> _MATERIAL TO PROCESS_:
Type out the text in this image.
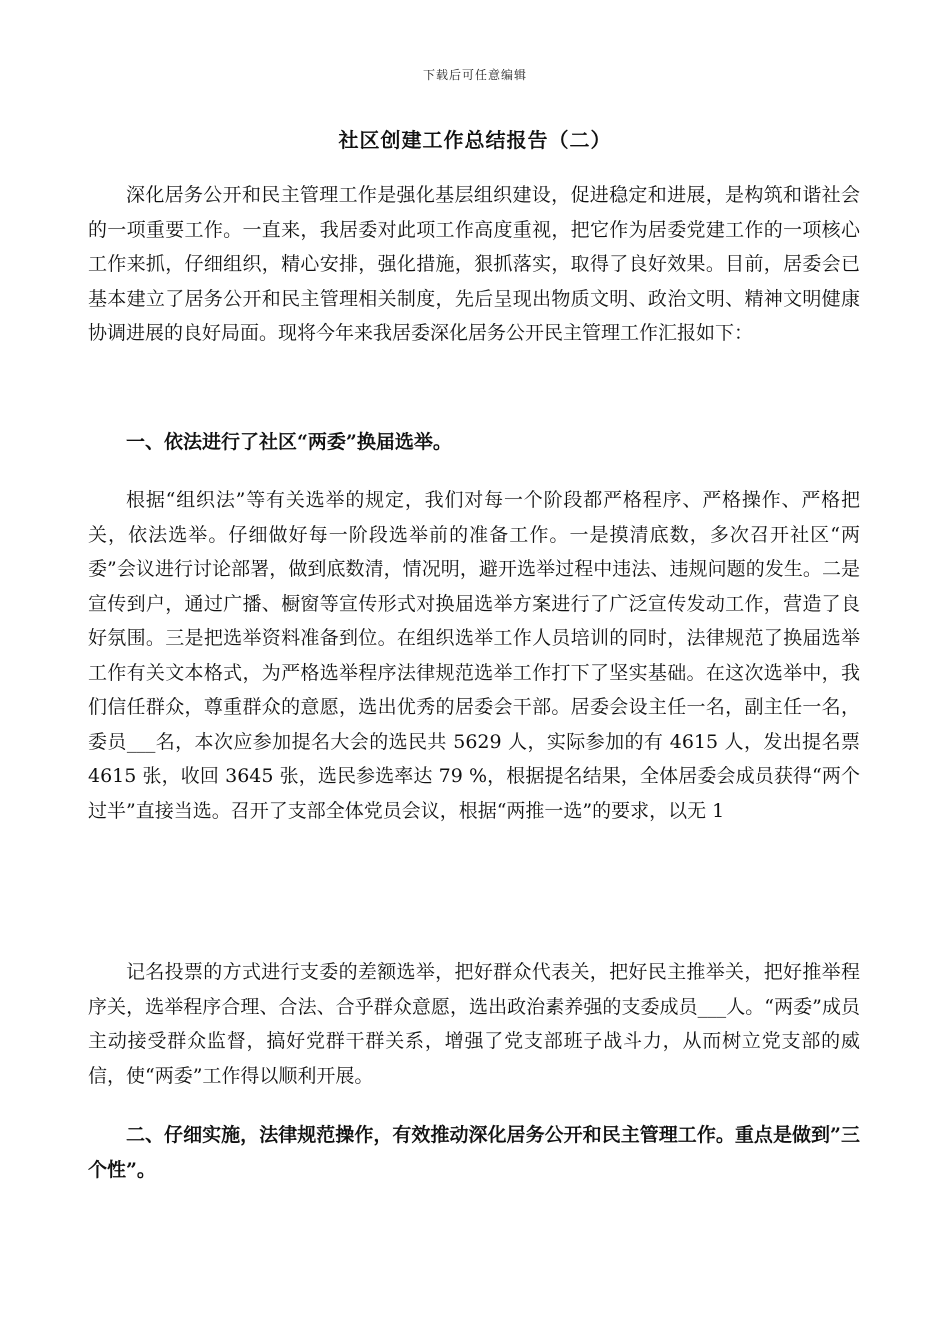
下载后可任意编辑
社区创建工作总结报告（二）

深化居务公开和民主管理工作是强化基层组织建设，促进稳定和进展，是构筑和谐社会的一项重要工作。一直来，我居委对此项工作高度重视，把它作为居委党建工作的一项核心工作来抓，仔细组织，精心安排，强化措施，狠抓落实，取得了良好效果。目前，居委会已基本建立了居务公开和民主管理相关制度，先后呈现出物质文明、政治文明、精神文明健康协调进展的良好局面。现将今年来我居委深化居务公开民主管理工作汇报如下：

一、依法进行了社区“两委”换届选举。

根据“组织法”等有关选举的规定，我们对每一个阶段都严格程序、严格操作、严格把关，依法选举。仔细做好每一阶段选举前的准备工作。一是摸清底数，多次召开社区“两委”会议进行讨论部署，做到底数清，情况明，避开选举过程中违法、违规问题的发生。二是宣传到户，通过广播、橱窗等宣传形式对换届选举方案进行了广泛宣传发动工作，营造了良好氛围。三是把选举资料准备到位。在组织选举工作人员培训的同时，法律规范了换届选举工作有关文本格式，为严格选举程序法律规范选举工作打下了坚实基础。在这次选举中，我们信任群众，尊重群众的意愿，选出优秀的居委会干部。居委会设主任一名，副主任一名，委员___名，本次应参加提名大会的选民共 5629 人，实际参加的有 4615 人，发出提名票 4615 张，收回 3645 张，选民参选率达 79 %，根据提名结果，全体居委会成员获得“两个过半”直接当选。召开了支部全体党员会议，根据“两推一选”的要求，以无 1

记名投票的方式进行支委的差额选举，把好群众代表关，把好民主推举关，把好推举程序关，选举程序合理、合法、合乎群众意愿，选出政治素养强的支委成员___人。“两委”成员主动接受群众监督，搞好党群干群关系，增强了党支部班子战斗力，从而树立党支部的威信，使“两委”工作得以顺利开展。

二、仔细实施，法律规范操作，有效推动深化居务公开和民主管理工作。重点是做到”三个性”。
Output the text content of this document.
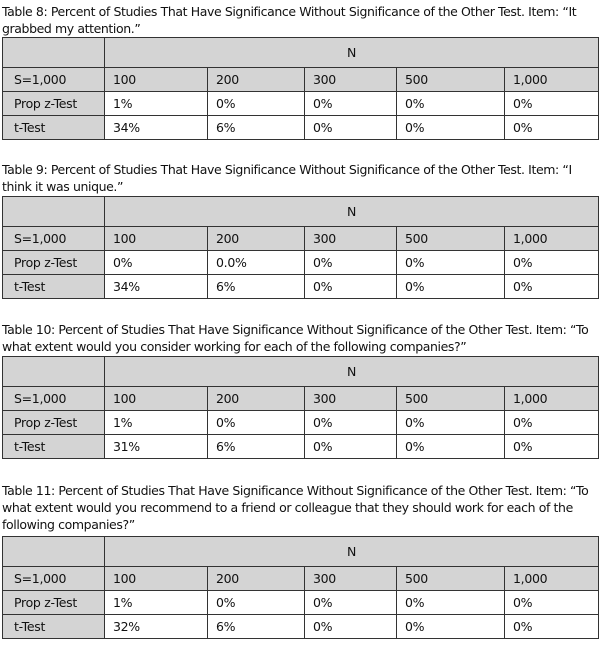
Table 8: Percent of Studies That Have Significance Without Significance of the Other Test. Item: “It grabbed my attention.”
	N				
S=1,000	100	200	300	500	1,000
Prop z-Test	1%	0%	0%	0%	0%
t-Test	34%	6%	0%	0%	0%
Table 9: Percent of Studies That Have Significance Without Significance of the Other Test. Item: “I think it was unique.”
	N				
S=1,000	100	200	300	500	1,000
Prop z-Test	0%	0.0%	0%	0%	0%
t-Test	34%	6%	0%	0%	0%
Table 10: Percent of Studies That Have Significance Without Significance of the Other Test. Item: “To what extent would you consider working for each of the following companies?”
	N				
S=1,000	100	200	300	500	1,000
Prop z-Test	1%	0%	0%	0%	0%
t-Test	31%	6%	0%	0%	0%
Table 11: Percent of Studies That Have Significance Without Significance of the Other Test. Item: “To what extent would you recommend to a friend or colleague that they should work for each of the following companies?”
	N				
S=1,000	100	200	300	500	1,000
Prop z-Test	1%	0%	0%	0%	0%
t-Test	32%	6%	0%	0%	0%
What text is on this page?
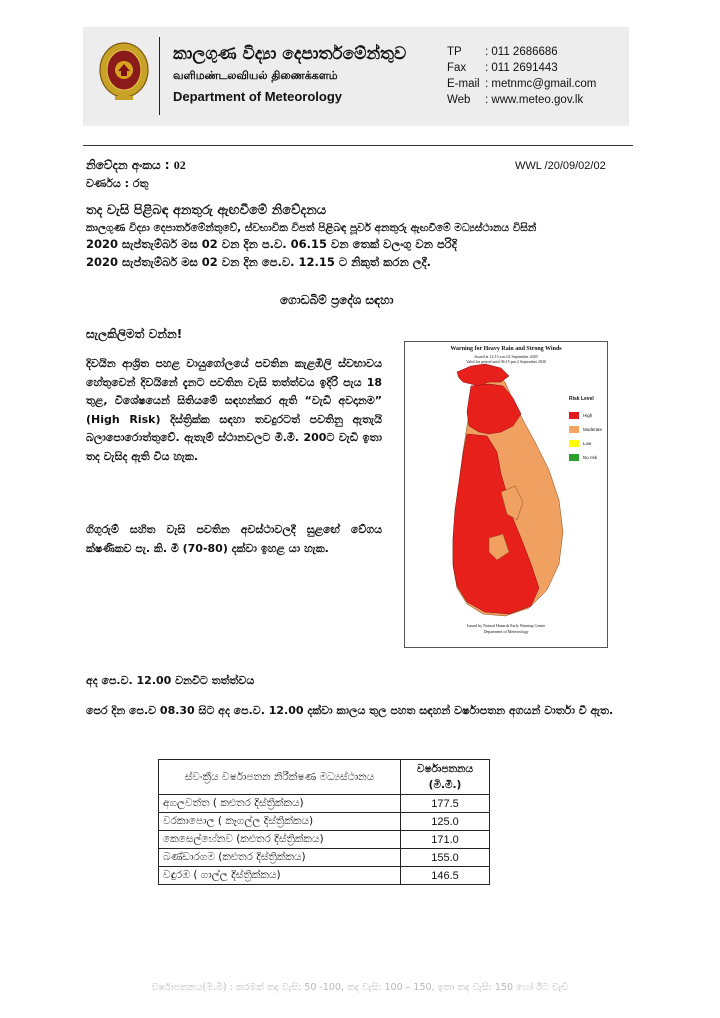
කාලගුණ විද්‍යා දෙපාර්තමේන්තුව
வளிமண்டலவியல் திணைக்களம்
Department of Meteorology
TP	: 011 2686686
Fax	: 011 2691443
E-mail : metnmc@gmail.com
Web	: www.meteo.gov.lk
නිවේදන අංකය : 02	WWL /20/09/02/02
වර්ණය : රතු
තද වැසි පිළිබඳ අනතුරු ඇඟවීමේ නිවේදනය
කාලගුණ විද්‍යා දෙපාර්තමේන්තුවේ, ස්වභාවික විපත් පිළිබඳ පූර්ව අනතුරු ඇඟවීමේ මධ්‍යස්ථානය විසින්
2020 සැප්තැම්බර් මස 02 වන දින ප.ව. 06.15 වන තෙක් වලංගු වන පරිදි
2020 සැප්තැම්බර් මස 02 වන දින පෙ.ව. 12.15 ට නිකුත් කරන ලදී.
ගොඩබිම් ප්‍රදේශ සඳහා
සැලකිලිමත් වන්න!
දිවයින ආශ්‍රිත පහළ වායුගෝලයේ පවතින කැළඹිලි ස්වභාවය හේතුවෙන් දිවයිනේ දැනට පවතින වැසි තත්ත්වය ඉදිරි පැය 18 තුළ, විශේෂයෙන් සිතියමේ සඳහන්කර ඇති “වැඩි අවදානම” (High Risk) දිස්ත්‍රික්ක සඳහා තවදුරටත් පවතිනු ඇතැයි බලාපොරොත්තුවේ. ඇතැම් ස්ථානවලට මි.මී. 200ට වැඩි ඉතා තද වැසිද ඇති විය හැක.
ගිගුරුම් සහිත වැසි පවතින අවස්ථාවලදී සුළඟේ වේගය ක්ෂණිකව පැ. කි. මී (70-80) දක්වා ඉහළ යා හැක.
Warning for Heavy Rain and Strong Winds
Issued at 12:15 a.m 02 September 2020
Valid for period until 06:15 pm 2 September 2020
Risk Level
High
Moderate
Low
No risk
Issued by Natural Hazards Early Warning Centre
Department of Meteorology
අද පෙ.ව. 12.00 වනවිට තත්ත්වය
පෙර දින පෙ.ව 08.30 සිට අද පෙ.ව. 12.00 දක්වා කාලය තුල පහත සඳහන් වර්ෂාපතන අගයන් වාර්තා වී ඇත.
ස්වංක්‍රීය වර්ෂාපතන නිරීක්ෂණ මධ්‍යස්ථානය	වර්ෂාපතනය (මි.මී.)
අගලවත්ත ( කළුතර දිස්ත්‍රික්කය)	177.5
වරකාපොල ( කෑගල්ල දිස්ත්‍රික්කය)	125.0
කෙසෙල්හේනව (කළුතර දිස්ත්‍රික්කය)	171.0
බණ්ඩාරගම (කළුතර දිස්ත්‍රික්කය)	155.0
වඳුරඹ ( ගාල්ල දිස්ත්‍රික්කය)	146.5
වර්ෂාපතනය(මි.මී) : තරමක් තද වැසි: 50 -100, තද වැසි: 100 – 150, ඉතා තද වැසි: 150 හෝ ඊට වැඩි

> _REQUIRED WORK_: Quote every line word for word and keep the images out of the copy.

> _FINISHED EXERCISE_:
Type out the text in this image.
下载后可任意编辑
社区创建工作总结报告（二）

深化居务公开和民主管理工作是强化基层组织建设，促进稳定和进展，是构筑和谐社会的一项重要工作。一直来，我居委对此项工作高度重视，把它作为居委党建工作的一项核心工作来抓，仔细组织，精心安排，强化措施，狠抓落实，取得了良好效果。目前，居委会已基本建立了居务公开和民主管理相关制度，先后呈现出物质文明、政治文明、精神文明健康协调进展的良好局面。现将今年来我居委深化居务公开民主管理工作汇报如下：

一、依法进行了社区“两委”换届选举。

根据“组织法”等有关选举的规定，我们对每一个阶段都严格程序、严格操作、严格把关，依法选举。仔细做好每一阶段选举前的准备工作。一是摸清底数，多次召开社区“两委”会议进行讨论部署，做到底数清，情况明，避开选举过程中违法、违规问题的发生。二是宣传到户，通过广播、橱窗等宣传形式对换届选举方案进行了广泛宣传发动工作，营造了良好氛围。三是把选举资料准备到位。在组织选举工作人员培训的同时，法律规范了换届选举工作有关文本格式，为严格选举程序法律规范选举工作打下了坚实基础。在这次选举中，我们信任群众，尊重群众的意愿，选出优秀的居委会干部。居委会设主任一名，副主任一名，委员___名，本次应参加提名大会的选民共 5629 人，实际参加的有 4615 人，发出提名票 4615 张，收回 3645 张，选民参选率达 79 %，根据提名结果，全体居委会成员获得“两个过半”直接当选。召开了支部全体党员会议，根据“两推一选”的要求，以无 1

记名投票的方式进行支委的差额选举，把好群众代表关，把好民主推举关，把好推举程序关，选举程序合理、合法、合乎群众意愿，选出政治素养强的支委成员___人。“两委”成员主动接受群众监督，搞好党群干群关系，增强了党支部班子战斗力，从而树立党支部的威信，使“两委”工作得以顺利开展。

二、仔细实施，法律规范操作，有效推动深化居务公开和民主管理工作。重点是做到”三个性”。
Output the text content of this document.
Table 8: Percent of Studies That Have Significance Without Significance of the Other Test. Item: “It grabbed my attention.”
	N				
S=1,000	100	200	300	500	1,000
Prop z-Test	1%	0%	0%	0%	0%
t-Test	34%	6%	0%	0%	0%
Table 9: Percent of Studies That Have Significance Without Significance of the Other Test. Item: “I think it was unique.”
	N				
S=1,000	100	200	300	500	1,000
Prop z-Test	0%	0.0%	0%	0%	0%
t-Test	34%	6%	0%	0%	0%
Table 10: Percent of Studies That Have Significance Without Significance of the Other Test. Item: “To what extent would you consider working for each of the following companies?”
	N				
S=1,000	100	200	300	500	1,000
Prop z-Test	1%	0%	0%	0%	0%
t-Test	31%	6%	0%	0%	0%
Table 11: Percent of Studies That Have Significance Without Significance of the Other Test. Item: “To what extent would you recommend to a friend or colleague that they should work for each of the following companies?”
	N				
S=1,000	100	200	300	500	1,000
Prop z-Test	1%	0%	0%	0%	0%
t-Test	32%	6%	0%	0%	0%
What text is on this page?
කාලගුණ විද්‍යා දෙපාර්තමේන්තුව
வளிமண்டலவியல் திணைக்களம்
Department of Meteorology
TP	: 011 2686686
Fax	: 011 2691443
E-mail : metnmc@gmail.com
Web	: www.meteo.gov.lk
නිවේදන අංකය : 02	WWL /20/09/02/02
වර්ණය : රතු
තද වැසි පිළිබඳ අනතුරු ඇඟවීමේ නිවේදනය
කාලගුණ විද්‍යා දෙපාර්තමේන්තුවේ, ස්වභාවික විපත් පිළිබඳ පූර්ව අනතුරු ඇඟවීමේ මධ්‍යස්ථානය විසින්
2020 සැප්තැම්බර් මස 02 වන දින ප.ව. 06.15 වන තෙක් වලංගු වන පරිදි
2020 සැප්තැම්බර් මස 02 වන දින පෙ.ව. 12.15 ට නිකුත් කරන ලදී.
ගොඩබිම් ප්‍රදේශ සඳහා
සැලකිලිමත් වන්න!
දිවයින ආශ්‍රිත පහළ වායුගෝලයේ පවතින කැළඹිලි ස්වභාවය හේතුවෙන් දිවයිනේ දැනට පවතින වැසි තත්ත්වය ඉදිරි පැය 18 තුළ, විශේෂයෙන් සිතියමේ සඳහන්කර ඇති “වැඩි අවදානම” (High Risk) දිස්ත්‍රික්ක සඳහා තවදුරටත් පවතිනු ඇතැයි බලාපොරොත්තුවේ. ඇතැම් ස්ථානවලට මි.මී. 200ට වැඩි ඉතා තද වැසිද ඇති විය හැක.
ගිගුරුම් සහිත වැසි පවතින අවස්ථාවලදී සුළඟේ වේගය ක්ෂණිකව පැ. කි. මී (70-80) දක්වා ඉහළ යා හැක.
Warning for Heavy Rain and Strong Winds
Issued at 12:15 a.m 02 September 2020
Valid for period until 06:15 pm 2 September 2020
Risk Level
High
Moderate
Low
No risk
Issued by Natural Hazards Early Warning Centre
Department of Meteorology
අද පෙ.ව. 12.00 වනවිට තත්ත්වය
පෙර දින පෙ.ව 08.30 සිට අද පෙ.ව. 12.00 දක්වා කාලය තුල පහත සඳහන් වර්ෂාපතන අගයන් වාර්තා වී ඇත.
ස්වංක්‍රීය වර්ෂාපතන නිරීක්ෂණ මධ්‍යස්ථානය	වර්ෂාපතනය (මි.මී.)
අගලවත්ත ( කළුතර දිස්ත්‍රික්කය)	177.5
වරකාපොල ( කෑගල්ල දිස්ත්‍රික්කය)	125.0
කෙසෙල්හේනව (කළුතර දිස්ත්‍රික්කය)	171.0
බණ්ඩාරගම (කළුතර දිස්ත්‍රික්කය)	155.0
වඳුරඹ ( ගාල්ල දිස්ත්‍රික්කය)	146.5
වර්ෂාපතනය(මි.මී) : තරමක් තද වැසි: 50 -100, තද වැසි: 100 – 150, ඉතා තද වැසි: 150 හෝ ඊට වැඩි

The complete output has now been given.